■ Working data ■
* * * *
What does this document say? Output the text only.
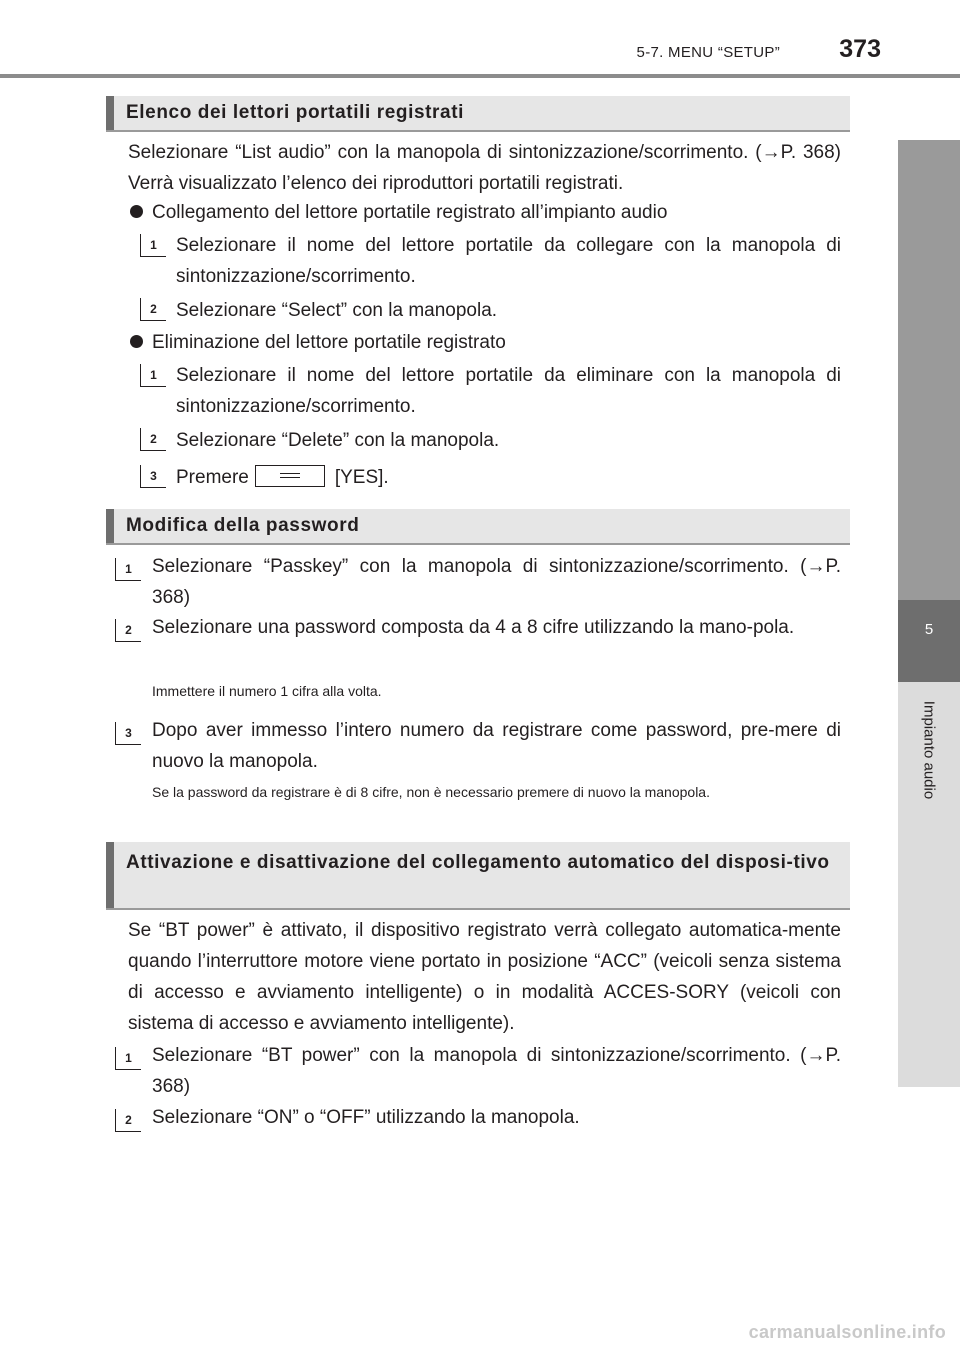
5-7. MENU “SETUP” 373
5
Impianto audio
Elenco dei lettori portatili registrati
Selezionare “List audio” con la manopola di sintonizzazione/scorrimento. (→P. 368) Verrà visualizzato l’elenco dei riproduttori portatili registrati.
Collegamento del lettore portatile registrato all’impianto audio
1	Selezionare il nome del lettore portatile da collegare con la manopola di sintonizzazione/scorrimento.
2	Selezionare “Select” con la manopola.
Eliminazione del lettore portatile registrato
1	Selezionare il nome del lettore portatile da eliminare con la manopola di sintonizzazione/scorrimento.
2	Selezionare “Delete” con la manopola.
3	Premere	[YES].
Modifica della password
1	Selezionare “Passkey” con la manopola di sintonizzazione/scorrimento. (→P. 368)
2	Selezionare una password composta da 4 a 8 cifre utilizzando la mano-pola.
Immettere il numero 1 cifra alla volta.
3	Dopo aver immesso l’intero numero da registrare come password, pre-mere di nuovo la manopola.
Se la password da registrare è di 8 cifre, non è necessario premere di nuovo la manopola.
Attivazione e disattivazione del collegamento automatico del disposi-tivo
Se “BT power” è attivato, il dispositivo registrato verrà collegato automatica-mente quando l’interruttore motore viene portato in posizione “ACC” (veicoli senza sistema di accesso e avviamento intelligente) o in modalità ACCES-SORY (veicoli con sistema di accesso e avviamento intelligente).
1	Selezionare “BT power” con la manopola di sintonizzazione/scorrimento. (→P. 368)
2	Selezionare “ON” o “OFF” utilizzando la manopola.
carmanualsonline.info
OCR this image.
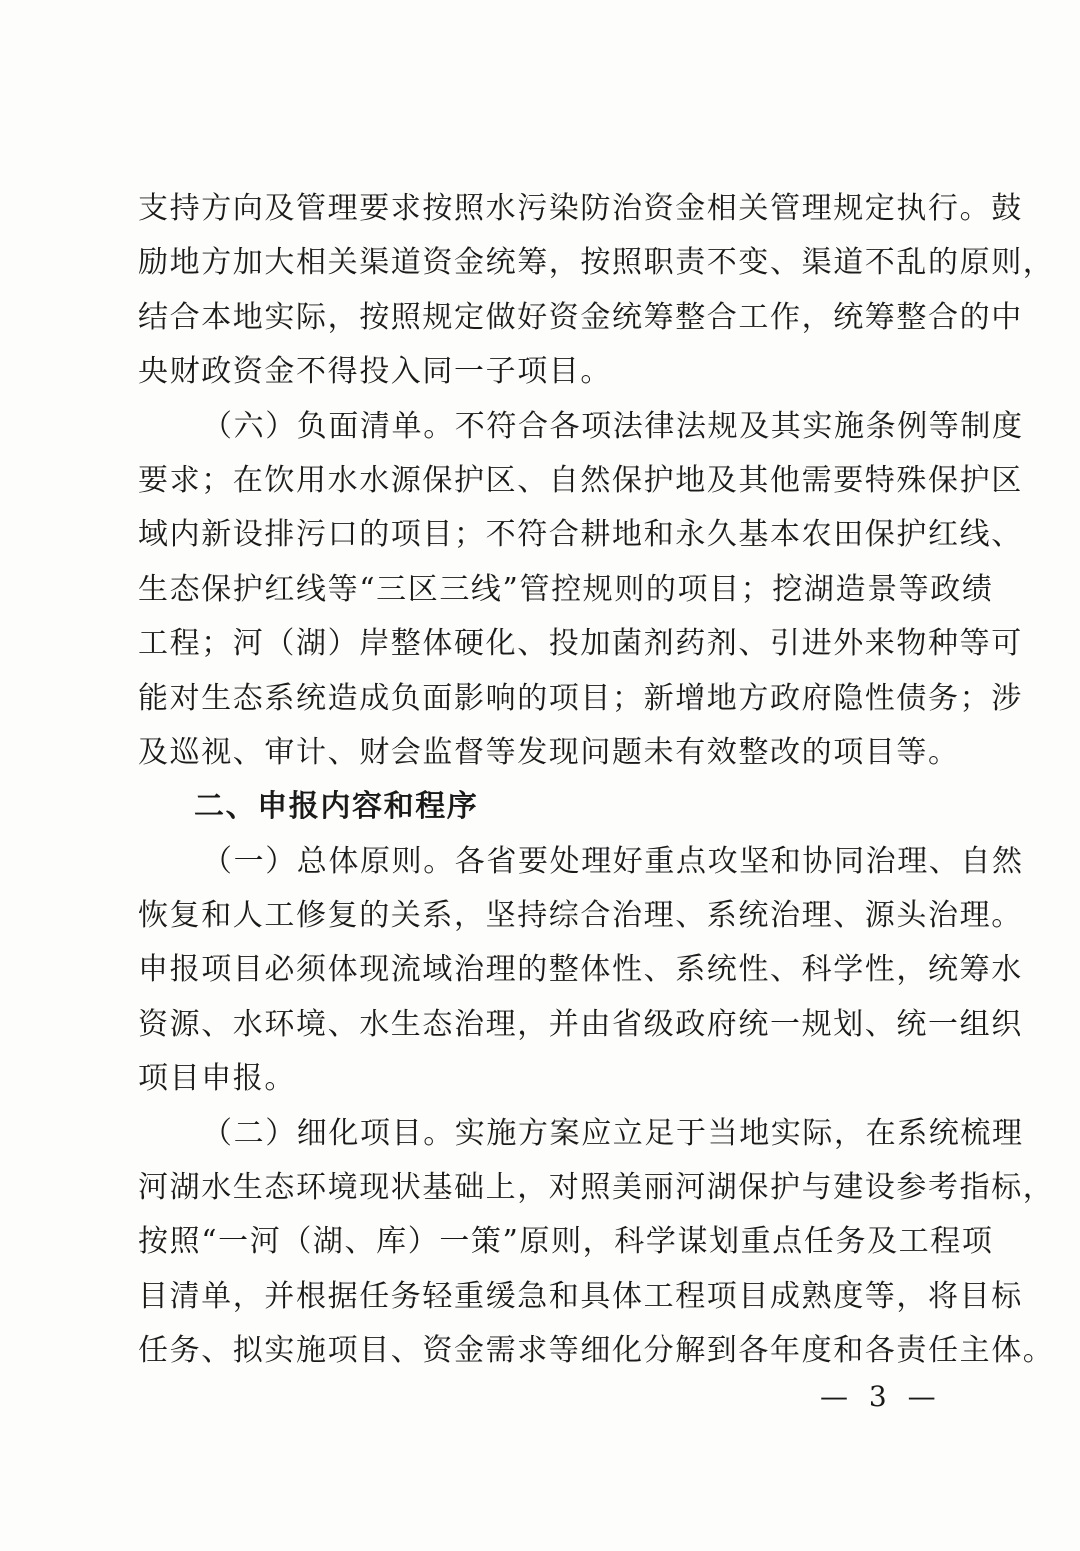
支持方向及管理要求按照水污染防治资金相关管理规定执行。鼓
励地方加大相关渠道资金统筹，按照职责不变、渠道不乱的原则，
结合本地实际，按照规定做好资金统筹整合工作，统筹整合的中
央财政资金不得投入同一子项目。
（六）负面清单。不符合各项法律法规及其实施条例等制度
要求；在饮用水水源保护区、自然保护地及其他需要特殊保护区
域内新设排污口的项目；不符合耕地和永久基本农田保护红线、
生态保护红线等“三区三线”管控规则的项目；挖湖造景等政绩
工程；河（湖）岸整体硬化、投加菌剂药剂、引进外来物种等可
能对生态系统造成负面影响的项目；新增地方政府隐性债务；涉
及巡视、审计、财会监督等发现问题未有效整改的项目等。
二、申报内容和程序
（一）总体原则。各省要处理好重点攻坚和协同治理、自然
恢复和人工修复的关系，坚持综合治理、系统治理、源头治理。
申报项目必须体现流域治理的整体性、系统性、科学性，统筹水
资源、水环境、水生态治理，并由省级政府统一规划、统一组织
项目申报。
（二）细化项目。实施方案应立足于当地实际，在系统梳理
河湖水生态环境现状基础上，对照美丽河湖保护与建设参考指标，
按照“一河（湖、库）一策”原则，科学谋划重点任务及工程项
目清单，并根据任务轻重缓急和具体工程项目成熟度等，将目标
任务、拟实施项目、资金需求等细化分解到各年度和各责任主体。
— 3 —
* * * *
■ Problem requirements ■
Return to the listing above and set it down exactly, leaving out its pictures.

■ Output of the task ■
What does this document say? Output the text only.
5-7. MENU “SETUP” 373
5
Impianto audio
Elenco dei lettori portatili registrati
Selezionare “List audio” con la manopola di sintonizzazione/scorrimento. (→P. 368) Verrà visualizzato l’elenco dei riproduttori portatili registrati.
Collegamento del lettore portatile registrato all’impianto audio
1	Selezionare il nome del lettore portatile da collegare con la manopola di sintonizzazione/scorrimento.
2	Selezionare “Select” con la manopola.
Eliminazione del lettore portatile registrato
1	Selezionare il nome del lettore portatile da eliminare con la manopola di sintonizzazione/scorrimento.
2	Selezionare “Delete” con la manopola.
3	Premere	[YES].
Modifica della password
1	Selezionare “Passkey” con la manopola di sintonizzazione/scorrimento. (→P. 368)
2	Selezionare una password composta da 4 a 8 cifre utilizzando la mano-pola.
Immettere il numero 1 cifra alla volta.
3	Dopo aver immesso l’intero numero da registrare come password, pre-mere di nuovo la manopola.
Se la password da registrare è di 8 cifre, non è necessario premere di nuovo la manopola.
Attivazione e disattivazione del collegamento automatico del disposi-tivo
Se “BT power” è attivato, il dispositivo registrato verrà collegato automatica-mente quando l’interruttore motore viene portato in posizione “ACC” (veicoli senza sistema di accesso e avviamento intelligente) o in modalità ACCES-SORY (veicoli con sistema di accesso e avviamento intelligente).
1	Selezionare “BT power” con la manopola di sintonizzazione/scorrimento. (→P. 368)
2	Selezionare “ON” o “OFF” utilizzando la manopola.
carmanualsonline.info
OCR this image.
支持方向及管理要求按照水污染防治资金相关管理规定执行。鼓
励地方加大相关渠道资金统筹，按照职责不变、渠道不乱的原则，
结合本地实际，按照规定做好资金统筹整合工作，统筹整合的中
央财政资金不得投入同一子项目。
（六）负面清单。不符合各项法律法规及其实施条例等制度
要求；在饮用水水源保护区、自然保护地及其他需要特殊保护区
域内新设排污口的项目；不符合耕地和永久基本农田保护红线、
生态保护红线等“三区三线”管控规则的项目；挖湖造景等政绩
工程；河（湖）岸整体硬化、投加菌剂药剂、引进外来物种等可
能对生态系统造成负面影响的项目；新增地方政府隐性债务；涉
及巡视、审计、财会监督等发现问题未有效整改的项目等。
二、申报内容和程序
（一）总体原则。各省要处理好重点攻坚和协同治理、自然
恢复和人工修复的关系，坚持综合治理、系统治理、源头治理。
申报项目必须体现流域治理的整体性、系统性、科学性，统筹水
资源、水环境、水生态治理，并由省级政府统一规划、统一组织
项目申报。
（二）细化项目。实施方案应立足于当地实际，在系统梳理
河湖水生态环境现状基础上，对照美丽河湖保护与建设参考指标，
按照“一河（湖、库）一策”原则，科学谋划重点任务及工程项
目清单，并根据任务轻重缓急和具体工程项目成熟度等，将目标
任务、拟实施项目、资金需求等细化分解到各年度和各责任主体。
— 3 —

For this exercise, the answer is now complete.